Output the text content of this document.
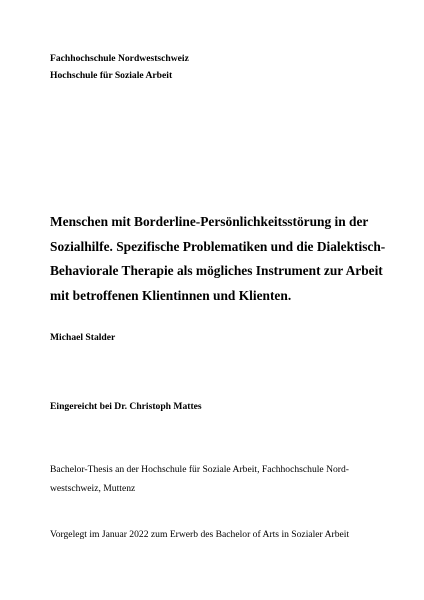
Fachhochschule Nordwestschweiz
Hochschule für Soziale Arbeit
Menschen mit Borderline-Persönlichkeitsstörung in der
Sozialhilfe. Spezifische Problematiken und die Dialektisch-
Behaviorale Therapie als mögliches Instrument zur Arbeit
mit betroffenen Klientinnen und Klienten.
Michael Stalder
Eingereicht bei Dr. Christoph Mattes
Bachelor-Thesis an der Hochschule für Soziale Arbeit, Fachhochschule Nord-
westschweiz, Muttenz
Vorgelegt im Januar 2022 zum Erwerb des Bachelor of Arts in Sozialer Arbeit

- [WHAT THIS TASK INVOLVES]: Print all of the entries word for word. Omit the pictures they contain.

- [TASK RESULT]:
Output the text content of this document.
Fachhochschule Nordwestschweiz
Hochschule für Soziale Arbeit
Menschen mit Borderline-Persönlichkeitsstörung in der
Sozialhilfe. Spezifische Problematiken und die Dialektisch-
Behaviorale Therapie als mögliches Instrument zur Arbeit
mit betroffenen Klientinnen und Klienten.
Michael Stalder
Eingereicht bei Dr. Christoph Mattes
Bachelor-Thesis an der Hochschule für Soziale Arbeit, Fachhochschule Nord-
westschweiz, Muttenz
Vorgelegt im Januar 2022 zum Erwerb des Bachelor of Arts in Sozialer Arbeit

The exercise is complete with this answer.